* Start Data for this task *

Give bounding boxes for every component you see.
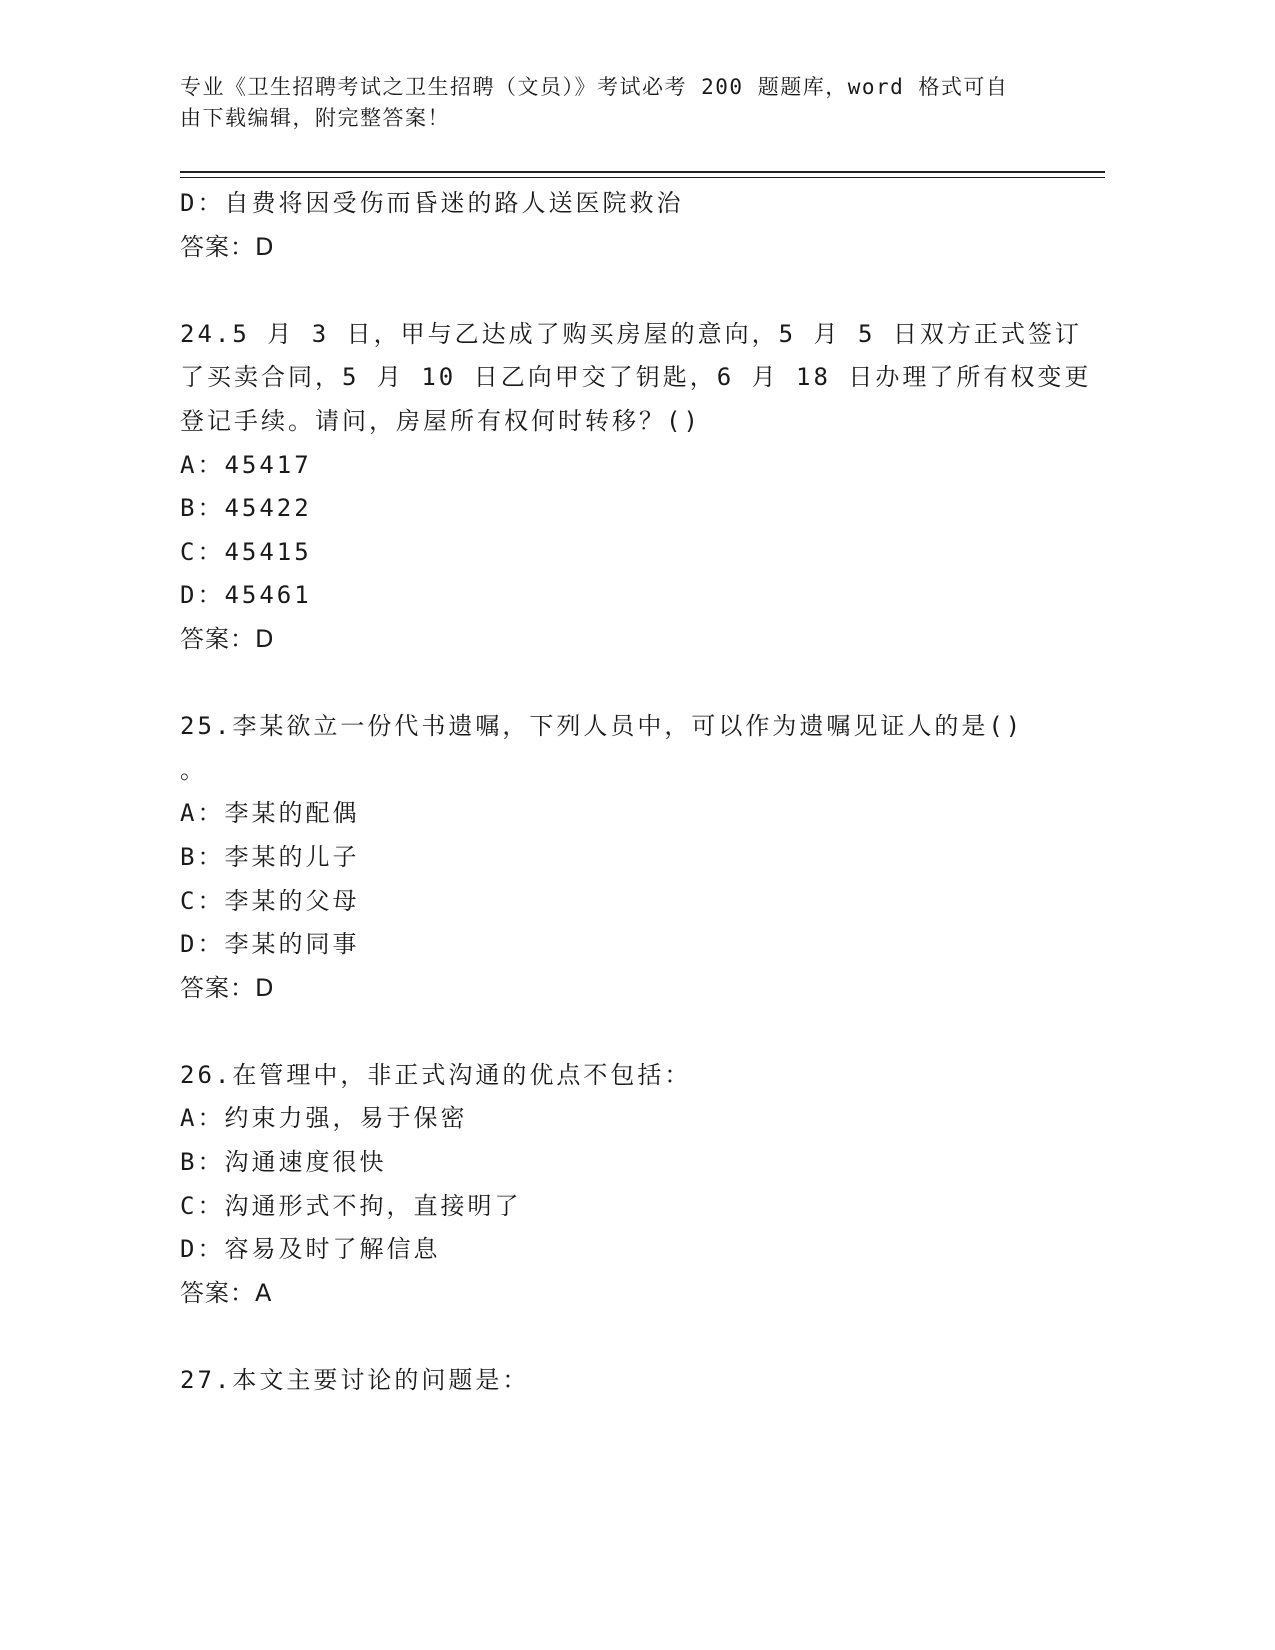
header-divider-thick	[180, 171, 1105, 173]
answer-line: 答案：A	[180, 1278, 273, 1307]
previous-question-tail	[180, 182, 1050, 269]
spacer	[180, 269, 1050, 313]
option-a: A：约束力强，易于保密	[180, 1104, 468, 1133]
answer-line: 答案：D	[180, 624, 275, 653]
question-stem-line: 26.在管理中，非正式沟通的优点不包括：	[180, 1060, 692, 1089]
answer-line: 答案：D	[180, 232, 275, 261]
option-b: B：李某的儿子	[180, 842, 360, 871]
option-c: C：沟通形式不拘，直接明了	[180, 1191, 522, 1220]
header-line-2: 由下载编辑，附完整答案！	[180, 106, 450, 130]
option-a: A：李某的配偶	[180, 799, 360, 828]
option-c: C：45415	[180, 537, 312, 566]
option-c: C：李某的父母	[180, 886, 360, 915]
question-stem-line: 。	[180, 755, 207, 784]
option-d: D：李某的同事	[180, 930, 360, 959]
question-25	[180, 705, 1050, 1010]
option-a: A：45417	[180, 450, 312, 479]
option-b: B：45422	[180, 494, 312, 523]
spacer	[180, 1315, 1050, 1359]
answer-line: 答案：D	[180, 973, 275, 1002]
question-stem-line: 了买卖合同，5 月 10 日乙向甲交了钥匙，6 月 18 日办理了所有权变更	[180, 363, 1092, 392]
question-stem-line: 24.5 月 3 日，甲与乙达成了购买房屋的意向，5 月 5 日双方正式签订	[180, 319, 1082, 348]
document-header	[180, 72, 1050, 134]
header-divider-thin	[180, 177, 1105, 178]
option-b: B：沟通速度很快	[180, 1148, 387, 1177]
question-26	[180, 1054, 1050, 1316]
option-d: D：自费将因受伤而昏迷的路人送医院救治	[180, 189, 684, 217]
question-stem-line: 25.李某欲立一份代书遗嘱，下列人员中，可以作为遗嘱见证人的是()	[180, 712, 1024, 741]
question-list	[180, 182, 1092, 1403]
question-stem-line: 27.本文主要讨论的问题是：	[180, 1366, 530, 1395]
option-d: D：45461	[180, 581, 312, 610]
question-27	[180, 1359, 1050, 1403]
question-stem-line: 登记手续。请问，房屋所有权何时转移？()	[180, 406, 701, 435]
option-d: D：容易及时了解信息	[180, 1235, 441, 1264]
spacer	[180, 662, 1050, 706]
spacer	[180, 1010, 1050, 1054]
question-24	[180, 313, 1092, 662]
header-line-1: 专业《卫生招聘考试之卫生招聘（文员）》考试必考 200 题题库，word 格式可自	[180, 75, 1009, 99]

* End Data for this task *

**Direction:** Copy every line of the material above verbatim, leaving out the pictures.

**Complete answer:**
Give bounding boxes for every component you see.
header-divider-thick	[180, 171, 1105, 173]
answer-line: 答案：A	[180, 1278, 273, 1307]
previous-question-tail	[180, 182, 1050, 269]
spacer	[180, 269, 1050, 313]
option-a: A：约束力强，易于保密	[180, 1104, 468, 1133]
answer-line: 答案：D	[180, 624, 275, 653]
question-stem-line: 26.在管理中，非正式沟通的优点不包括：	[180, 1060, 692, 1089]
answer-line: 答案：D	[180, 232, 275, 261]
option-b: B：李某的儿子	[180, 842, 360, 871]
option-c: C：沟通形式不拘，直接明了	[180, 1191, 522, 1220]
header-line-2: 由下载编辑，附完整答案！	[180, 106, 450, 130]
option-a: A：李某的配偶	[180, 799, 360, 828]
option-c: C：45415	[180, 537, 312, 566]
option-c: C：李某的父母	[180, 886, 360, 915]
question-stem-line: 。	[180, 755, 207, 784]
option-d: D：李某的同事	[180, 930, 360, 959]
question-25	[180, 705, 1050, 1010]
option-a: A：45417	[180, 450, 312, 479]
option-b: B：45422	[180, 494, 312, 523]
spacer	[180, 1315, 1050, 1359]
answer-line: 答案：D	[180, 973, 275, 1002]
question-stem-line: 了买卖合同，5 月 10 日乙向甲交了钥匙，6 月 18 日办理了所有权变更	[180, 363, 1092, 392]
question-stem-line: 24.5 月 3 日，甲与乙达成了购买房屋的意向，5 月 5 日双方正式签订	[180, 319, 1082, 348]
document-header	[180, 72, 1050, 134]
header-divider-thin	[180, 177, 1105, 178]
option-b: B：沟通速度很快	[180, 1148, 387, 1177]
question-26	[180, 1054, 1050, 1316]
option-d: D：自费将因受伤而昏迷的路人送医院救治	[180, 189, 684, 217]
question-stem-line: 25.李某欲立一份代书遗嘱，下列人员中，可以作为遗嘱见证人的是()	[180, 712, 1024, 741]
question-list	[180, 182, 1092, 1403]
question-stem-line: 27.本文主要讨论的问题是：	[180, 1366, 530, 1395]
option-d: D：45461	[180, 581, 312, 610]
question-27	[180, 1359, 1050, 1403]
question-stem-line: 登记手续。请问，房屋所有权何时转移？()	[180, 406, 701, 435]
option-d: D：容易及时了解信息	[180, 1235, 441, 1264]
spacer	[180, 662, 1050, 706]
spacer	[180, 1010, 1050, 1054]
question-24	[180, 313, 1092, 662]
header-line-1: 专业《卫生招聘考试之卫生招聘（文员）》考试必考 200 题题库，word 格式可自	[180, 75, 1009, 99]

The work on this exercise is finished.